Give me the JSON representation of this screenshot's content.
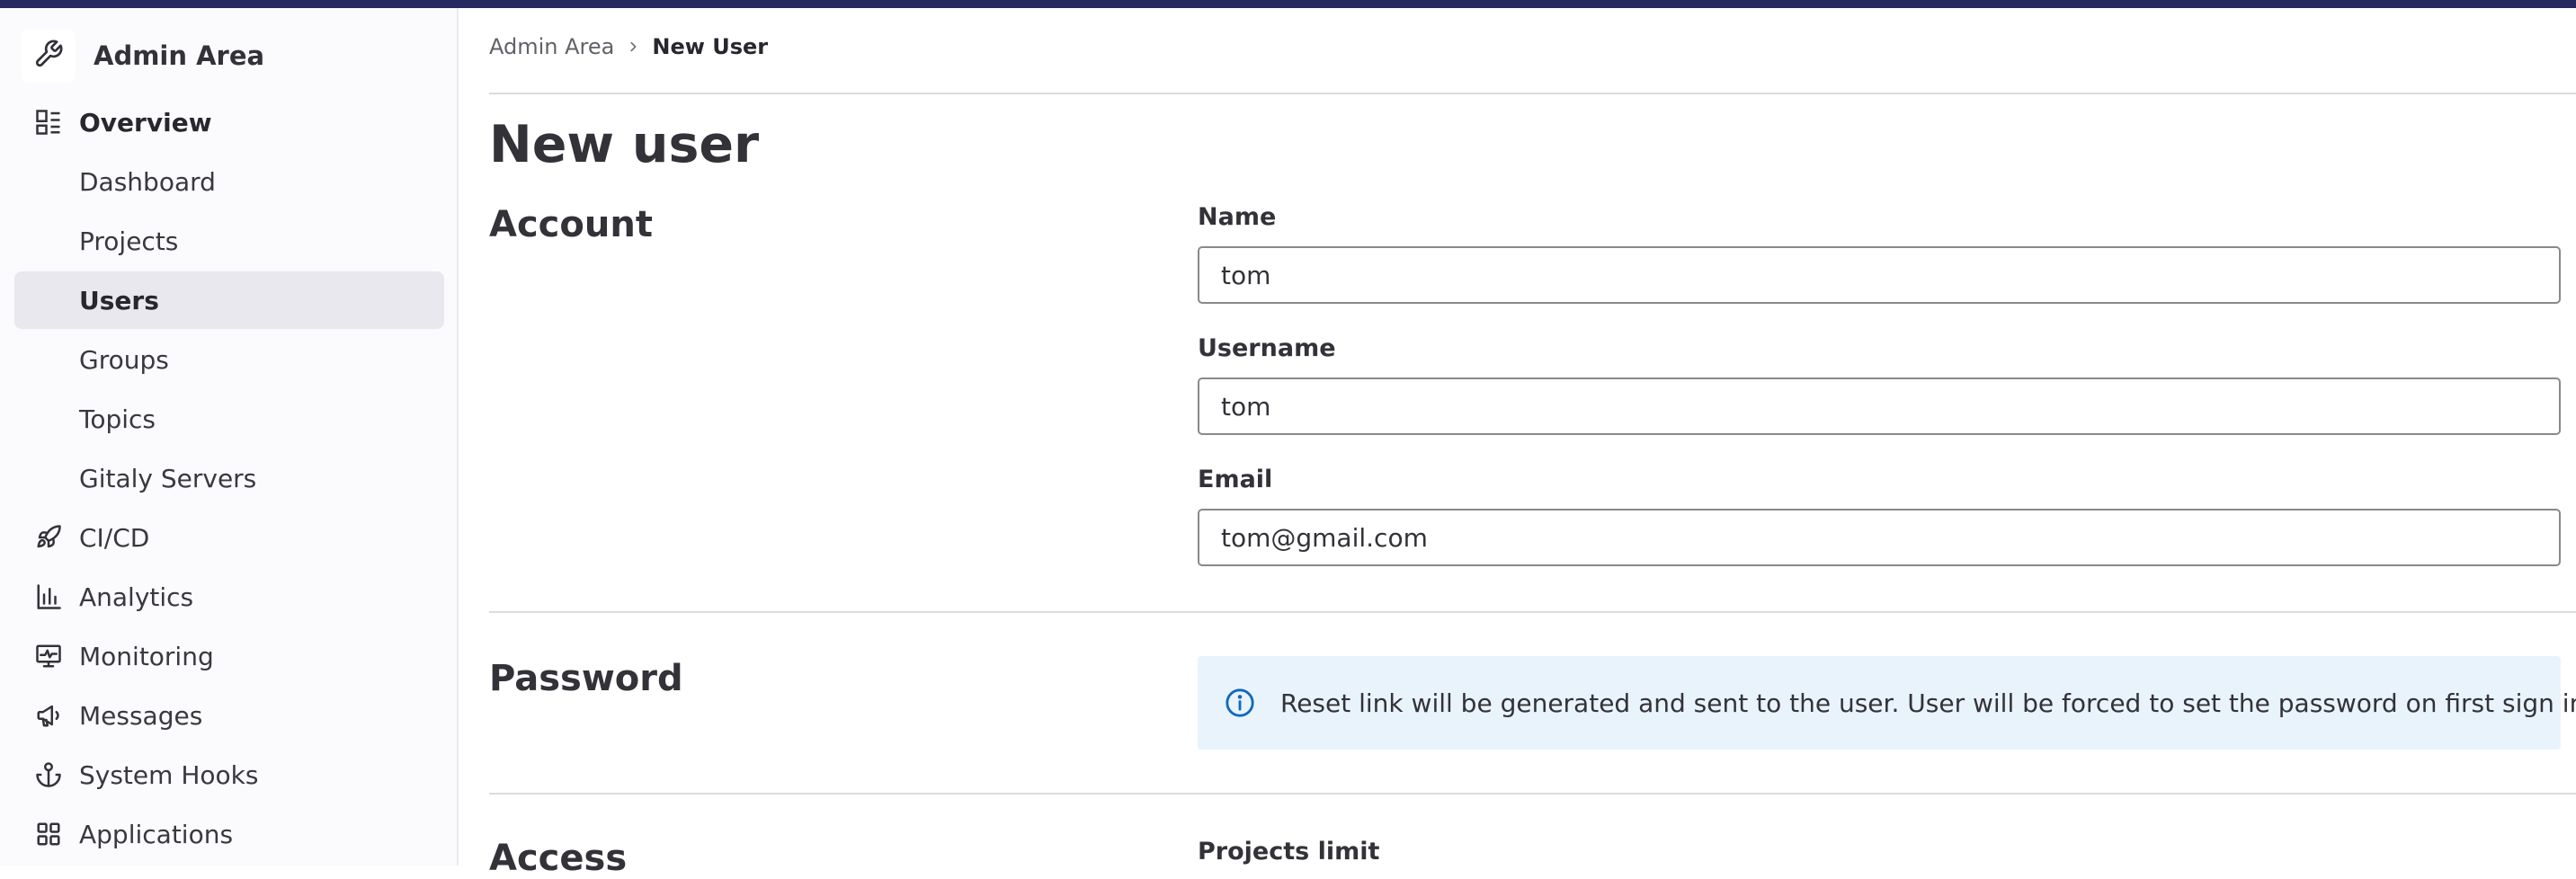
{
  "sidebar": {
    "title": "Admin Area",
    "items": [
      {
        "label": "Overview",
        "icon": "overview-icon"
      },
      {
        "label": "Dashboard"
      },
      {
        "label": "Projects"
      },
      {
        "label": "Users",
        "active": true
      },
      {
        "label": "Groups"
      },
      {
        "label": "Topics"
      },
      {
        "label": "Gitaly Servers"
      },
      {
        "label": "CI/CD",
        "icon": "rocket-icon"
      },
      {
        "label": "Analytics",
        "icon": "chart-icon"
      },
      {
        "label": "Monitoring",
        "icon": "monitor-icon"
      },
      {
        "label": "Messages",
        "icon": "bullhorn-icon"
      },
      {
        "label": "System Hooks",
        "icon": "anchor-icon"
      },
      {
        "label": "Applications",
        "icon": "applications-icon"
      }
    ]
  },
  "breadcrumb": {
    "items": [
      {
        "label": "Admin Area"
      },
      {
        "label": "New User"
      }
    ]
  },
  "page": {
    "title": "New user"
  },
  "account": {
    "title": "Account",
    "name": {
      "label": "Name",
      "value": "tom"
    },
    "username": {
      "label": "Username",
      "value": "tom"
    },
    "email": {
      "label": "Email",
      "value": "tom@gmail.com"
    }
  },
  "password": {
    "title": "Password",
    "alert": "Reset link will be generated and sent to the user. User will be forced to set the password on first sign in."
  },
  "access": {
    "title": "Access",
    "projects_limit_label": "Projects limit"
  },
  "colors": {
    "topbar": "#292961",
    "active_item": "#e9e8ee",
    "info_bg": "#e9f3fc",
    "info_icon": "#1068bf"
  }
}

---*---

TASK DESCRIPTION: In your copy of the listing above, reproduce each line exactly and omit all pictures.

SOLUTION TO THIS PROBLEM:
Give me the JSON representation of this screenshot's content.
{
  "sidebar": {
    "title": "Admin Area",
    "items": [
      {
        "label": "Overview",
        "icon": "overview-icon"
      },
      {
        "label": "Dashboard"
      },
      {
        "label": "Projects"
      },
      {
        "label": "Users",
        "active": true
      },
      {
        "label": "Groups"
      },
      {
        "label": "Topics"
      },
      {
        "label": "Gitaly Servers"
      },
      {
        "label": "CI/CD",
        "icon": "rocket-icon"
      },
      {
        "label": "Analytics",
        "icon": "chart-icon"
      },
      {
        "label": "Monitoring",
        "icon": "monitor-icon"
      },
      {
        "label": "Messages",
        "icon": "bullhorn-icon"
      },
      {
        "label": "System Hooks",
        "icon": "anchor-icon"
      },
      {
        "label": "Applications",
        "icon": "applications-icon"
      }
    ]
  },
  "breadcrumb": {
    "items": [
      {
        "label": "Admin Area"
      },
      {
        "label": "New User"
      }
    ]
  },
  "page": {
    "title": "New user"
  },
  "account": {
    "title": "Account",
    "name": {
      "label": "Name",
      "value": "tom"
    },
    "username": {
      "label": "Username",
      "value": "tom"
    },
    "email": {
      "label": "Email",
      "value": "tom@gmail.com"
    }
  },
  "password": {
    "title": "Password",
    "alert": "Reset link will be generated and sent to the user. User will be forced to set the password on first sign in."
  },
  "access": {
    "title": "Access",
    "projects_limit_label": "Projects limit"
  },
  "colors": {
    "topbar": "#292961",
    "active_item": "#e9e8ee",
    "info_bg": "#e9f3fc",
    "info_icon": "#1068bf"
  }
}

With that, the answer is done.